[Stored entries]

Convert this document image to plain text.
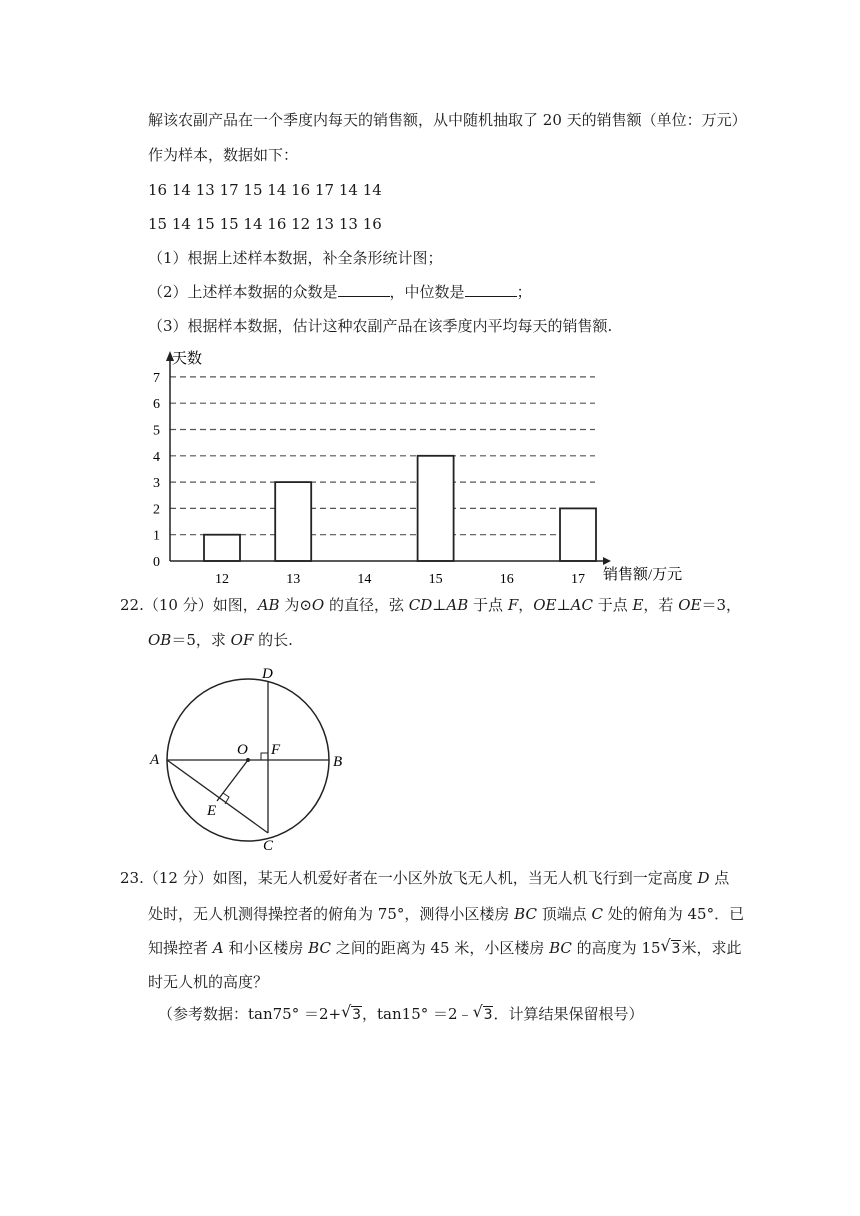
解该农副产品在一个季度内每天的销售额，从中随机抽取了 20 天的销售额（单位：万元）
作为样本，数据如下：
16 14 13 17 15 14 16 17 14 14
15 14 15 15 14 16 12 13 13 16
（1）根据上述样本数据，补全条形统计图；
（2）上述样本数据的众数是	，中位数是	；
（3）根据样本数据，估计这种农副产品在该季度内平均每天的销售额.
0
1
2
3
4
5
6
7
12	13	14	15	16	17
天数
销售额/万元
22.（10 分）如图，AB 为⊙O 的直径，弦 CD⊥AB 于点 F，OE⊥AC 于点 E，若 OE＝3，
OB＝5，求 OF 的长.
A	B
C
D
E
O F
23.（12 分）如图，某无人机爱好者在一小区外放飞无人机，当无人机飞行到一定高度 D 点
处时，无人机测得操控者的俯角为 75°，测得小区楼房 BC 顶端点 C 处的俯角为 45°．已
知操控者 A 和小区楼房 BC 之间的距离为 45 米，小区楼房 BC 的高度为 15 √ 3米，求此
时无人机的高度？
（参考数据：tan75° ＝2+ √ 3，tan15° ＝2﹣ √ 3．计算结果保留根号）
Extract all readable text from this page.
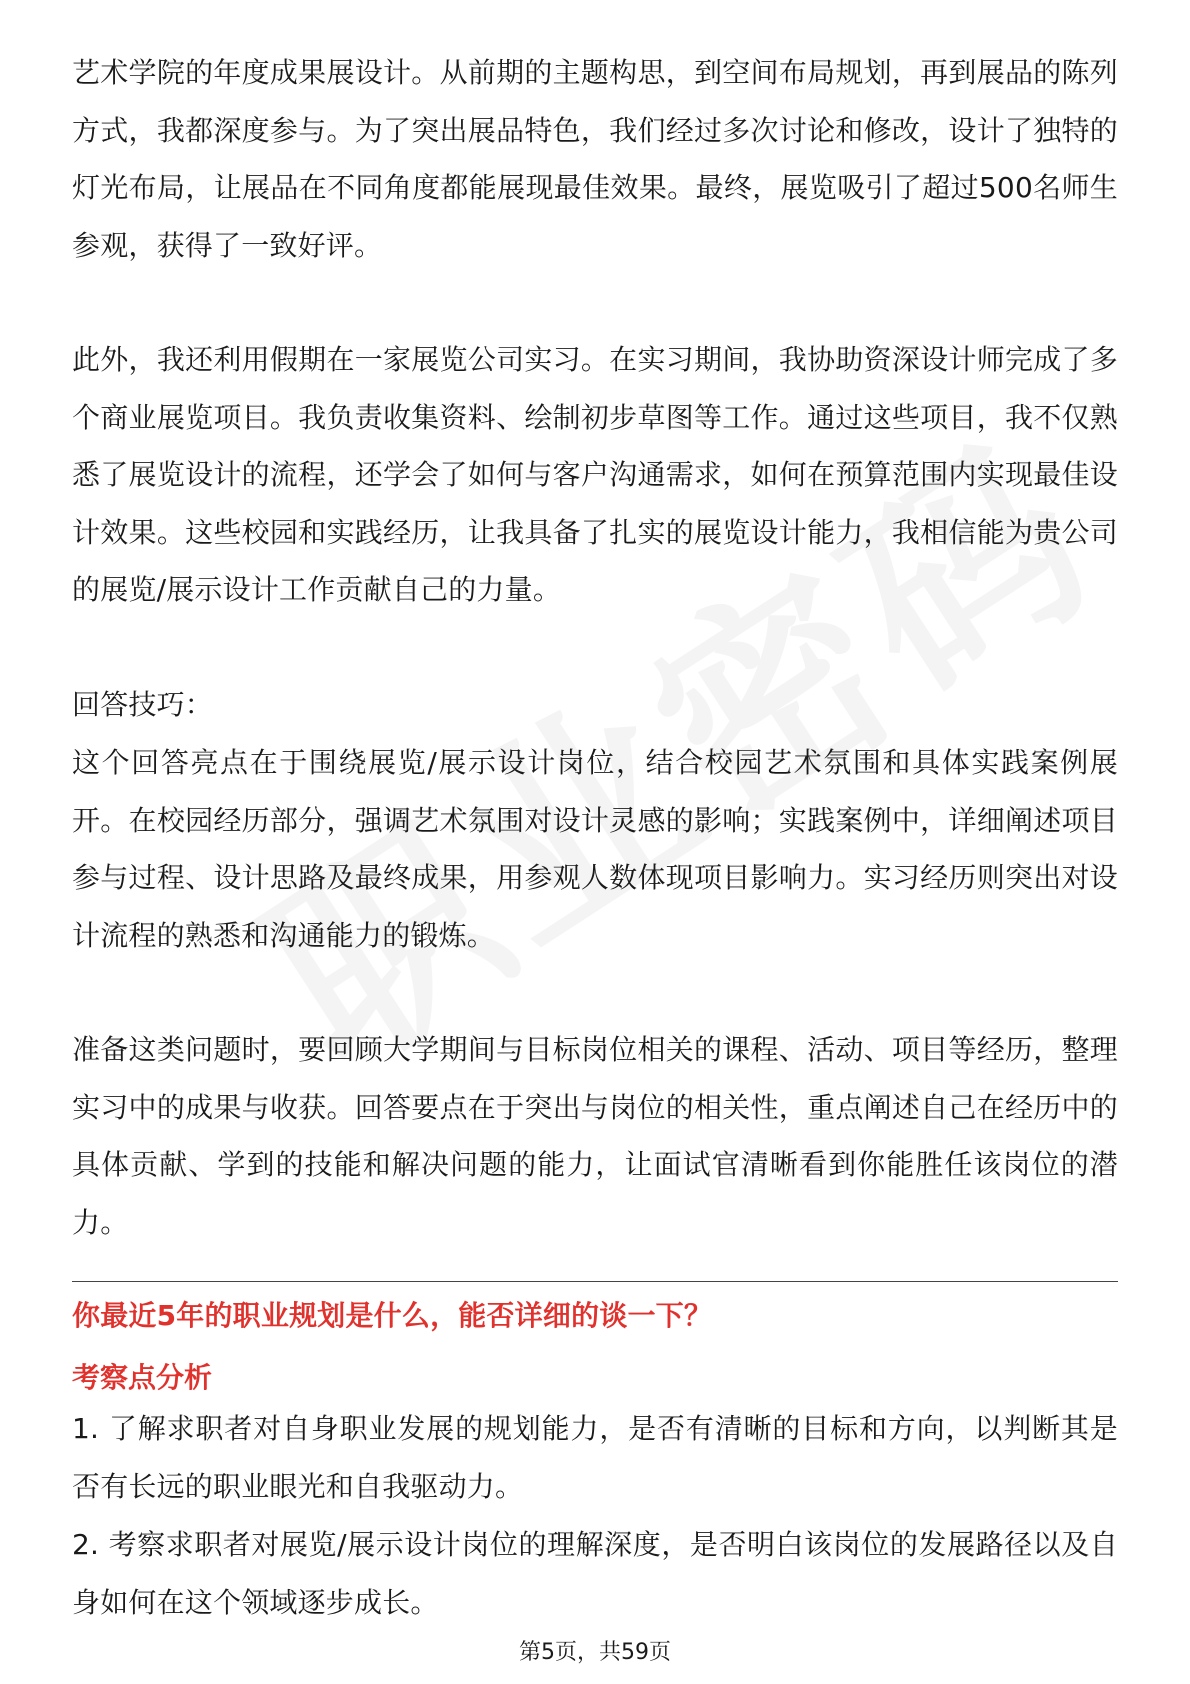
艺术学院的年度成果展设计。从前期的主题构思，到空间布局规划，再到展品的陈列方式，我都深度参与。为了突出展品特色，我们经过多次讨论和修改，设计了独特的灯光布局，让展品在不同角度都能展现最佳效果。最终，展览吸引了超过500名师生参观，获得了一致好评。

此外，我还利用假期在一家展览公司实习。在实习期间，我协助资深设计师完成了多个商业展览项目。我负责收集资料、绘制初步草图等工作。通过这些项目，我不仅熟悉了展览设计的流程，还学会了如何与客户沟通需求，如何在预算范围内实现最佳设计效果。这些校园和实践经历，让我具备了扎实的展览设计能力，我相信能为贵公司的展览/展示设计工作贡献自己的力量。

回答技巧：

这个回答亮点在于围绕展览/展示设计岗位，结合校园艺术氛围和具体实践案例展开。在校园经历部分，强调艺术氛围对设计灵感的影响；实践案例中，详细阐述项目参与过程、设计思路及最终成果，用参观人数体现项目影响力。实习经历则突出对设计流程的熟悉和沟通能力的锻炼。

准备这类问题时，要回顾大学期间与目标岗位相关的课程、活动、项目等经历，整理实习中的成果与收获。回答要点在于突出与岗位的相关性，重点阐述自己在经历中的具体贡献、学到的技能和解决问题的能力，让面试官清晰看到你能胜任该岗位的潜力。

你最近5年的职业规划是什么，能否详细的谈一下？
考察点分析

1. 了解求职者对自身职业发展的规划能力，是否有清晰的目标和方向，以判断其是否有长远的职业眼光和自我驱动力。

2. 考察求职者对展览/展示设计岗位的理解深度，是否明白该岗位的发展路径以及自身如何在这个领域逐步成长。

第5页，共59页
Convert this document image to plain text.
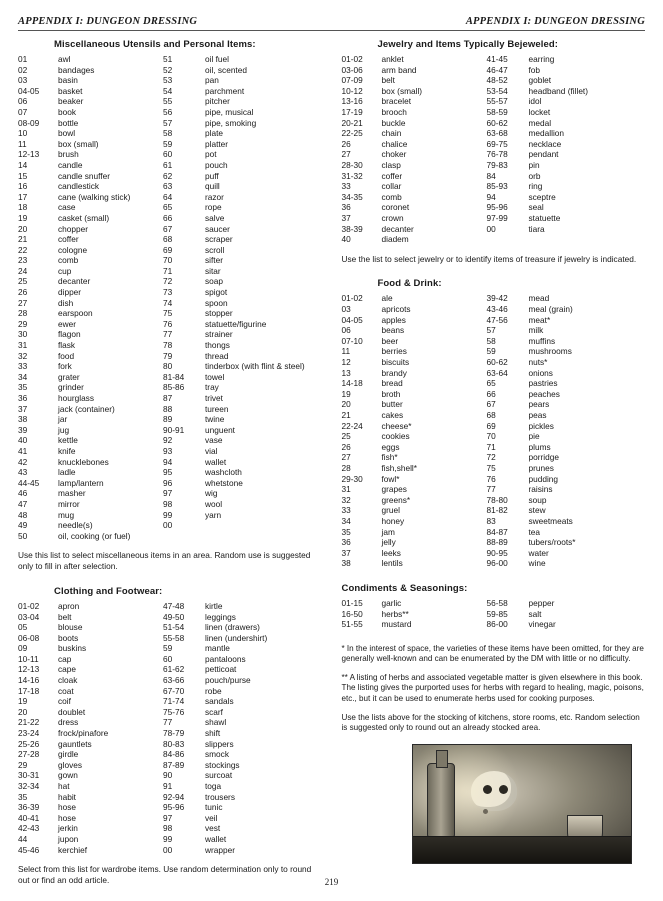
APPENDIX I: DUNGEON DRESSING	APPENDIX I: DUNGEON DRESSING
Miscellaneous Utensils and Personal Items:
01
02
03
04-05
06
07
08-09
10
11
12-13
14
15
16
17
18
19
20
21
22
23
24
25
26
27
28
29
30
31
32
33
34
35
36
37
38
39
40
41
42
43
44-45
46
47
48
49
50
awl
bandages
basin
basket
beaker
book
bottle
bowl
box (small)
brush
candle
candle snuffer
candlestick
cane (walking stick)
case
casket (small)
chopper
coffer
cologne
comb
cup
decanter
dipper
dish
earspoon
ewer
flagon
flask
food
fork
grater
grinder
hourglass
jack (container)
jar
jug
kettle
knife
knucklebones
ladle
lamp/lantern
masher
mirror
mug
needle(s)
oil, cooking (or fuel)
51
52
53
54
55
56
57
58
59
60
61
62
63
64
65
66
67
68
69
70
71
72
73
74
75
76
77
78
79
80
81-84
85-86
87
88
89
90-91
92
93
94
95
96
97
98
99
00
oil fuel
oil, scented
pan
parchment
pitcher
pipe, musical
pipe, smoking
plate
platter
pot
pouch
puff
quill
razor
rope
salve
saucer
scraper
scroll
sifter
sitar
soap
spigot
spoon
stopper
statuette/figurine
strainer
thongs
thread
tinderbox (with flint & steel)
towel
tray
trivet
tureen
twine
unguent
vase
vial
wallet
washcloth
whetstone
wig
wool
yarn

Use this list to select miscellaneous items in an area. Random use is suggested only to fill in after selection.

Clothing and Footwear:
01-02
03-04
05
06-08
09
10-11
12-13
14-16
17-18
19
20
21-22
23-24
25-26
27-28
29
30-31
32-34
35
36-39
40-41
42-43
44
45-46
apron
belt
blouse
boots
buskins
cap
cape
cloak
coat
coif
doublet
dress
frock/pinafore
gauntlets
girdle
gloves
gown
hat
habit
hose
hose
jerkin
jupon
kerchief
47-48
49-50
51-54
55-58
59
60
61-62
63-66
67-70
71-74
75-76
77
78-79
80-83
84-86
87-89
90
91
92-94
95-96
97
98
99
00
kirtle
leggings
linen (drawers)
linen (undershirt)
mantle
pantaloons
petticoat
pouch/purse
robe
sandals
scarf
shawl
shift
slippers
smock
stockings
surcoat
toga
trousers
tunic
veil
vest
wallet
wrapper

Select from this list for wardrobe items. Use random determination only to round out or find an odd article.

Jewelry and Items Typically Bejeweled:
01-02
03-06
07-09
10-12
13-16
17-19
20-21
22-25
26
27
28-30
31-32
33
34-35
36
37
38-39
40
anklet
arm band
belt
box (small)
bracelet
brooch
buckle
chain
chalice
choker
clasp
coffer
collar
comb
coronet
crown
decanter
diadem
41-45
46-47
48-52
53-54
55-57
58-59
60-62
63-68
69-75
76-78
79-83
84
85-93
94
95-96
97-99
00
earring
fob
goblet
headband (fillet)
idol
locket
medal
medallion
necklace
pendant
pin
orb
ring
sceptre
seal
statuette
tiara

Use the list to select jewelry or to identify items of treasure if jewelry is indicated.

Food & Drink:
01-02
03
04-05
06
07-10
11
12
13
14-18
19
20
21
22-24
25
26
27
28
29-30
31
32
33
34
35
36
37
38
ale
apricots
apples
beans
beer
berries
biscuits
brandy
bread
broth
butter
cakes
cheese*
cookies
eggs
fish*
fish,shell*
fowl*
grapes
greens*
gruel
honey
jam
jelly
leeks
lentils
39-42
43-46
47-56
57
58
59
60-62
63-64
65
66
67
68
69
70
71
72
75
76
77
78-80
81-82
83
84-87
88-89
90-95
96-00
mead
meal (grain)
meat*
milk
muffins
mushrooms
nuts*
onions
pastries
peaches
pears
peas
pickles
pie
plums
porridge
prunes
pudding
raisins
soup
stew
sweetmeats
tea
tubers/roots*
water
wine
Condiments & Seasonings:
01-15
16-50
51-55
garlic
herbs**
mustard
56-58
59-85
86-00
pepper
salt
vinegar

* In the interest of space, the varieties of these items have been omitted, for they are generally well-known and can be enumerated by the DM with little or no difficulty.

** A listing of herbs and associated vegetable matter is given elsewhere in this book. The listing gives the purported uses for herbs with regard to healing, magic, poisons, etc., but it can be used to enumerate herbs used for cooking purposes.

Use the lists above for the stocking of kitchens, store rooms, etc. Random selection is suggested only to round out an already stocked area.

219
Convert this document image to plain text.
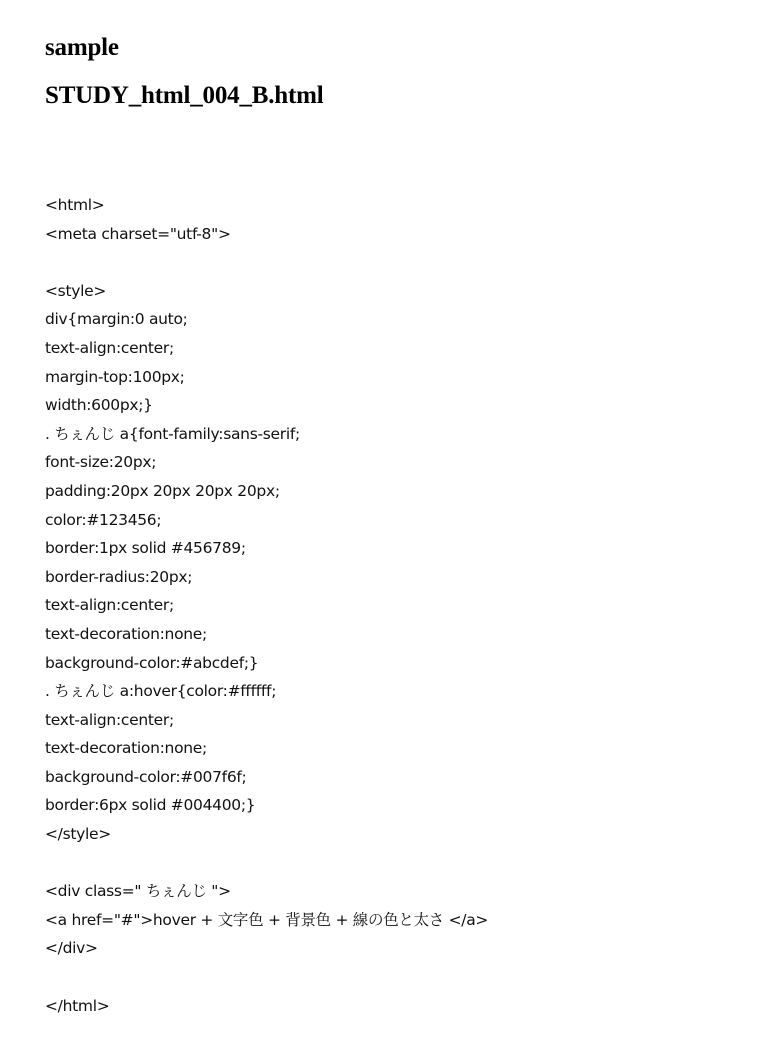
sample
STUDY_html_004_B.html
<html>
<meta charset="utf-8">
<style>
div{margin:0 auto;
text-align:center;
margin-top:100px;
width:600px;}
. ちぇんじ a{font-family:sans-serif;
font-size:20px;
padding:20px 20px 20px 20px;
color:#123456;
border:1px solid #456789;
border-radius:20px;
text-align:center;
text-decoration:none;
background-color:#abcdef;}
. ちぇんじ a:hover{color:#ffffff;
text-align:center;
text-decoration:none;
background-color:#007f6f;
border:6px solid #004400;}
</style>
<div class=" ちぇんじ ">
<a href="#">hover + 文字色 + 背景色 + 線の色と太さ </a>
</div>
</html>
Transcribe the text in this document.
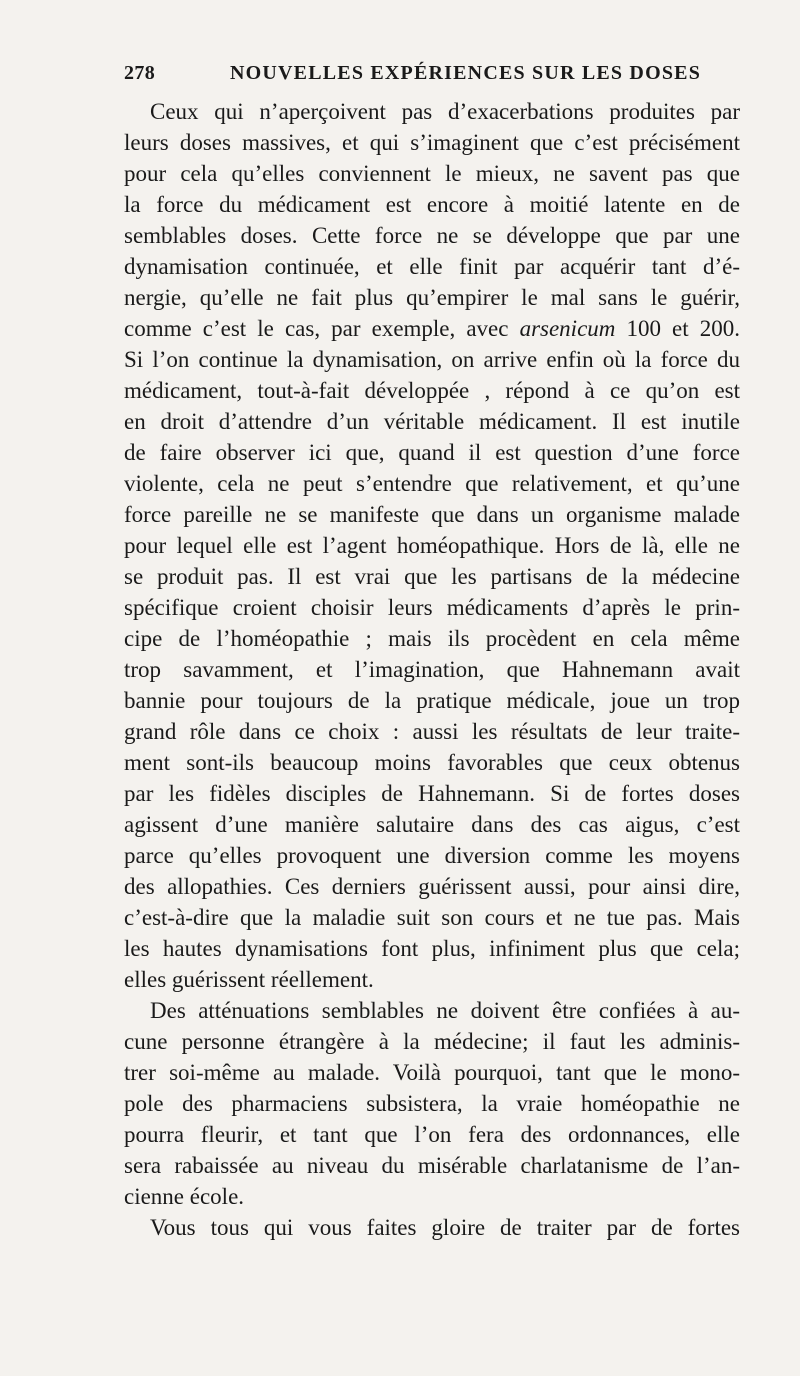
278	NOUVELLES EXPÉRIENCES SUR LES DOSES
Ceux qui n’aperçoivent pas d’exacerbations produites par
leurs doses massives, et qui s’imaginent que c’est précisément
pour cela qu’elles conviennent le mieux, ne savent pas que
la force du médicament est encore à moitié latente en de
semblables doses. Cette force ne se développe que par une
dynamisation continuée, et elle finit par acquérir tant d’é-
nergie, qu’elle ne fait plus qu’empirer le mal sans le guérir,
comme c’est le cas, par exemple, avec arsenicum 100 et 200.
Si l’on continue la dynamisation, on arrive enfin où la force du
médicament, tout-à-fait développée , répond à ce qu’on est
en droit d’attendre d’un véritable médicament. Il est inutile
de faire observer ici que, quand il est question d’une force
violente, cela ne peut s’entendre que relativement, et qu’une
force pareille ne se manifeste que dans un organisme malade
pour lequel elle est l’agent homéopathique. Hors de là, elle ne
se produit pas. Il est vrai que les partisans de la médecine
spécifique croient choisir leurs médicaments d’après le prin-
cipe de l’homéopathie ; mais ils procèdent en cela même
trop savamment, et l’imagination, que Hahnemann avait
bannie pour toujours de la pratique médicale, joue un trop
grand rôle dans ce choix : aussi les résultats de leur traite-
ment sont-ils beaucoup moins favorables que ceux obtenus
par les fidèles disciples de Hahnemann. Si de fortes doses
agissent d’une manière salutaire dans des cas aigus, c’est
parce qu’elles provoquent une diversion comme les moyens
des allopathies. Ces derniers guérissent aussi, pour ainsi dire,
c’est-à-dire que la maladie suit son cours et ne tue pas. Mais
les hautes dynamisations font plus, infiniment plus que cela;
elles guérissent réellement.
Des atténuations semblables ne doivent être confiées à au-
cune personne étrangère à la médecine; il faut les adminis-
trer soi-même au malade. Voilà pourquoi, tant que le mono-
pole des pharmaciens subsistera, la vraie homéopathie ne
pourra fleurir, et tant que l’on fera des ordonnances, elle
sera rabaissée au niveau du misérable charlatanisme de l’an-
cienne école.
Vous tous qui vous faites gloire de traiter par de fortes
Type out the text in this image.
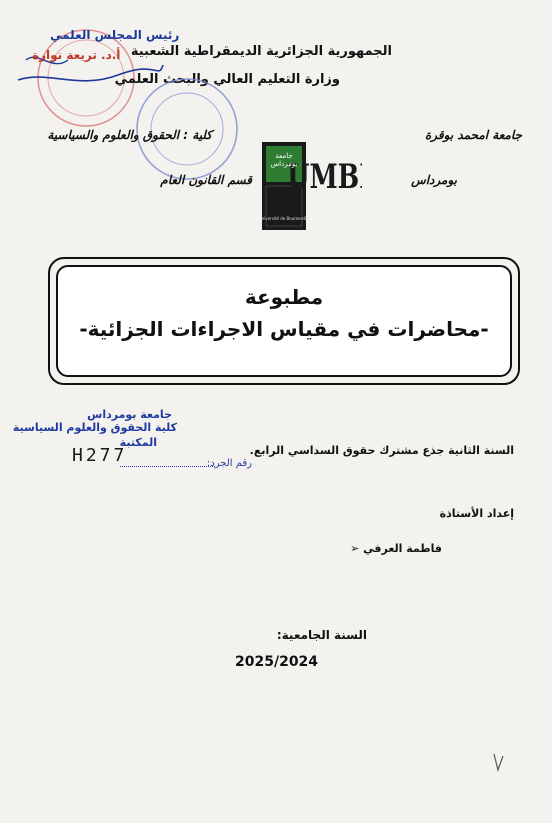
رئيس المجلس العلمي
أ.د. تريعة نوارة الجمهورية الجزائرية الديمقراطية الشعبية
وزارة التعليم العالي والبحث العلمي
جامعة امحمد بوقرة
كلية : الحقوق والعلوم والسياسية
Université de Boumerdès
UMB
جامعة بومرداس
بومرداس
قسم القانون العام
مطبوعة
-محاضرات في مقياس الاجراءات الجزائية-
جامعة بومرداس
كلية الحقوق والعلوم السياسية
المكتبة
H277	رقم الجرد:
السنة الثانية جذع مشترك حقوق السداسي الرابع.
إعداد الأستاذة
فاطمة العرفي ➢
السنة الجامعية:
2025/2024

- [EXERCISE BRIEF]:
Count every line of the records that holds "background". State the number, nothing else.

- [WRITTEN REPLY]:
2